-- begin INFORMATION SHOWN --

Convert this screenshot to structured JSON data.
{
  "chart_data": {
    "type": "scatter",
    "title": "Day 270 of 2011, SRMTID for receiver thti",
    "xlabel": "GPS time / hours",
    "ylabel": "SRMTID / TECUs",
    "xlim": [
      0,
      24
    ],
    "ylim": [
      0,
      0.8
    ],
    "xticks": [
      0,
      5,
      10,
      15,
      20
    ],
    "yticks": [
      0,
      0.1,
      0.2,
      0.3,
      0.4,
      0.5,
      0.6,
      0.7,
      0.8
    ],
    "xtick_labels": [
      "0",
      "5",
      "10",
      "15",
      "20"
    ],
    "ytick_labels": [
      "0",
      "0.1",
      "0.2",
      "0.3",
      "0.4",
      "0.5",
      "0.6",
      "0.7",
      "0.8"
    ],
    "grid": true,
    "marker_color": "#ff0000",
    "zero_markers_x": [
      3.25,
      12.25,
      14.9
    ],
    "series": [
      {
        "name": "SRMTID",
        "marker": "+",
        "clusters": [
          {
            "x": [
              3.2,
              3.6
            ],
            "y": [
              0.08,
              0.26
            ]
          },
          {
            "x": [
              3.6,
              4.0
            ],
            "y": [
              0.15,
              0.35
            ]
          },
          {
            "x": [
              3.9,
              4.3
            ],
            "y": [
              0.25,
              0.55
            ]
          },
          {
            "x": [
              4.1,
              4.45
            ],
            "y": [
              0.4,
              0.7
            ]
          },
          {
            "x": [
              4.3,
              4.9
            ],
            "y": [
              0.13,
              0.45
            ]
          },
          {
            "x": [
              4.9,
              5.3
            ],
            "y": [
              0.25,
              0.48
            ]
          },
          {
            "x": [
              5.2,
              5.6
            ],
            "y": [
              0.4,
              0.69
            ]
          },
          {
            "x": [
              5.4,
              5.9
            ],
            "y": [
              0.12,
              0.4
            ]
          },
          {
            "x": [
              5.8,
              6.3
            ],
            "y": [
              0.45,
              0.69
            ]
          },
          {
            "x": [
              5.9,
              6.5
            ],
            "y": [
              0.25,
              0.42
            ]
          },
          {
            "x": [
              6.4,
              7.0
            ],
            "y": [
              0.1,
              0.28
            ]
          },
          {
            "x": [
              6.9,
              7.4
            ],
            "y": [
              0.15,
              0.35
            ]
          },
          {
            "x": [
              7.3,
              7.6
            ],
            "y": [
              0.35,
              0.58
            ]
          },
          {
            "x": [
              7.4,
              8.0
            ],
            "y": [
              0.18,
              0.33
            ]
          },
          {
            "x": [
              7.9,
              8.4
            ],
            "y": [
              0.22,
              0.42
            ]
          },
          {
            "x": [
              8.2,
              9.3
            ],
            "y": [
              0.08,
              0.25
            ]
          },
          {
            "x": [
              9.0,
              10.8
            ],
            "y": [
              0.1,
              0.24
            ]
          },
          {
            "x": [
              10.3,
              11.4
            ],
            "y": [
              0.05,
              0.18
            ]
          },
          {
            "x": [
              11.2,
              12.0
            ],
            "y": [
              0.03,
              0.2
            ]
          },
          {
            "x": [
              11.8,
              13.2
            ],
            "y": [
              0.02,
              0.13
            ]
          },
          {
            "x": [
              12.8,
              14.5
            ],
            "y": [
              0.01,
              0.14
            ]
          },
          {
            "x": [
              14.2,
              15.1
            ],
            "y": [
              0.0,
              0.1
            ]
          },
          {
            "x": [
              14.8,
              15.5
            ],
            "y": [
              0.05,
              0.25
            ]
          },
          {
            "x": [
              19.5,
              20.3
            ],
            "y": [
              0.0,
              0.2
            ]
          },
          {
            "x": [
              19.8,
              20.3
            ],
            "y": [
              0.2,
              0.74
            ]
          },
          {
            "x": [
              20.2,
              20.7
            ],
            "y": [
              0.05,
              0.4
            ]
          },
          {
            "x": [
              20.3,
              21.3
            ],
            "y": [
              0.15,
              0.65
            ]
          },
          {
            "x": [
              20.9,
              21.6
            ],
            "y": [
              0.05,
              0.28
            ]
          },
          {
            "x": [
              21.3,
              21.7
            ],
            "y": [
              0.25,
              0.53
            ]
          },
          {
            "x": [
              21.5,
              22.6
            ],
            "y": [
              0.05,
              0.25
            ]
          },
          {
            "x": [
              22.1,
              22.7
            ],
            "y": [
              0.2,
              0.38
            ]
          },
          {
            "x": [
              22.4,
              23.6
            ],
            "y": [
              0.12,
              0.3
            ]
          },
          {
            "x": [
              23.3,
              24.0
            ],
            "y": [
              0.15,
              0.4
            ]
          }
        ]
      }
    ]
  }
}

-- end INFORMATION SHOWN --

▸ **AIM**:
Exactly as shown, repeat every record.

▸ **ANSWER TO THE TASK**:
Convert this screenshot to structured JSON data.
{
  "chart_data": {
    "type": "scatter",
    "title": "Day 270 of 2011, SRMTID for receiver thti",
    "xlabel": "GPS time / hours",
    "ylabel": "SRMTID / TECUs",
    "xlim": [
      0,
      24
    ],
    "ylim": [
      0,
      0.8
    ],
    "xticks": [
      0,
      5,
      10,
      15,
      20
    ],
    "yticks": [
      0,
      0.1,
      0.2,
      0.3,
      0.4,
      0.5,
      0.6,
      0.7,
      0.8
    ],
    "xtick_labels": [
      "0",
      "5",
      "10",
      "15",
      "20"
    ],
    "ytick_labels": [
      "0",
      "0.1",
      "0.2",
      "0.3",
      "0.4",
      "0.5",
      "0.6",
      "0.7",
      "0.8"
    ],
    "grid": true,
    "marker_color": "#ff0000",
    "zero_markers_x": [
      3.25,
      12.25,
      14.9
    ],
    "series": [
      {
        "name": "SRMTID",
        "marker": "+",
        "clusters": [
          {
            "x": [
              3.2,
              3.6
            ],
            "y": [
              0.08,
              0.26
            ]
          },
          {
            "x": [
              3.6,
              4.0
            ],
            "y": [
              0.15,
              0.35
            ]
          },
          {
            "x": [
              3.9,
              4.3
            ],
            "y": [
              0.25,
              0.55
            ]
          },
          {
            "x": [
              4.1,
              4.45
            ],
            "y": [
              0.4,
              0.7
            ]
          },
          {
            "x": [
              4.3,
              4.9
            ],
            "y": [
              0.13,
              0.45
            ]
          },
          {
            "x": [
              4.9,
              5.3
            ],
            "y": [
              0.25,
              0.48
            ]
          },
          {
            "x": [
              5.2,
              5.6
            ],
            "y": [
              0.4,
              0.69
            ]
          },
          {
            "x": [
              5.4,
              5.9
            ],
            "y": [
              0.12,
              0.4
            ]
          },
          {
            "x": [
              5.8,
              6.3
            ],
            "y": [
              0.45,
              0.69
            ]
          },
          {
            "x": [
              5.9,
              6.5
            ],
            "y": [
              0.25,
              0.42
            ]
          },
          {
            "x": [
              6.4,
              7.0
            ],
            "y": [
              0.1,
              0.28
            ]
          },
          {
            "x": [
              6.9,
              7.4
            ],
            "y": [
              0.15,
              0.35
            ]
          },
          {
            "x": [
              7.3,
              7.6
            ],
            "y": [
              0.35,
              0.58
            ]
          },
          {
            "x": [
              7.4,
              8.0
            ],
            "y": [
              0.18,
              0.33
            ]
          },
          {
            "x": [
              7.9,
              8.4
            ],
            "y": [
              0.22,
              0.42
            ]
          },
          {
            "x": [
              8.2,
              9.3
            ],
            "y": [
              0.08,
              0.25
            ]
          },
          {
            "x": [
              9.0,
              10.8
            ],
            "y": [
              0.1,
              0.24
            ]
          },
          {
            "x": [
              10.3,
              11.4
            ],
            "y": [
              0.05,
              0.18
            ]
          },
          {
            "x": [
              11.2,
              12.0
            ],
            "y": [
              0.03,
              0.2
            ]
          },
          {
            "x": [
              11.8,
              13.2
            ],
            "y": [
              0.02,
              0.13
            ]
          },
          {
            "x": [
              12.8,
              14.5
            ],
            "y": [
              0.01,
              0.14
            ]
          },
          {
            "x": [
              14.2,
              15.1
            ],
            "y": [
              0.0,
              0.1
            ]
          },
          {
            "x": [
              14.8,
              15.5
            ],
            "y": [
              0.05,
              0.25
            ]
          },
          {
            "x": [
              19.5,
              20.3
            ],
            "y": [
              0.0,
              0.2
            ]
          },
          {
            "x": [
              19.8,
              20.3
            ],
            "y": [
              0.2,
              0.74
            ]
          },
          {
            "x": [
              20.2,
              20.7
            ],
            "y": [
              0.05,
              0.4
            ]
          },
          {
            "x": [
              20.3,
              21.3
            ],
            "y": [
              0.15,
              0.65
            ]
          },
          {
            "x": [
              20.9,
              21.6
            ],
            "y": [
              0.05,
              0.28
            ]
          },
          {
            "x": [
              21.3,
              21.7
            ],
            "y": [
              0.25,
              0.53
            ]
          },
          {
            "x": [
              21.5,
              22.6
            ],
            "y": [
              0.05,
              0.25
            ]
          },
          {
            "x": [
              22.1,
              22.7
            ],
            "y": [
              0.2,
              0.38
            ]
          },
          {
            "x": [
              22.4,
              23.6
            ],
            "y": [
              0.12,
              0.3
            ]
          },
          {
            "x": [
              23.3,
              24.0
            ],
            "y": [
              0.15,
              0.4
            ]
          }
        ]
      }
    ]
  }
}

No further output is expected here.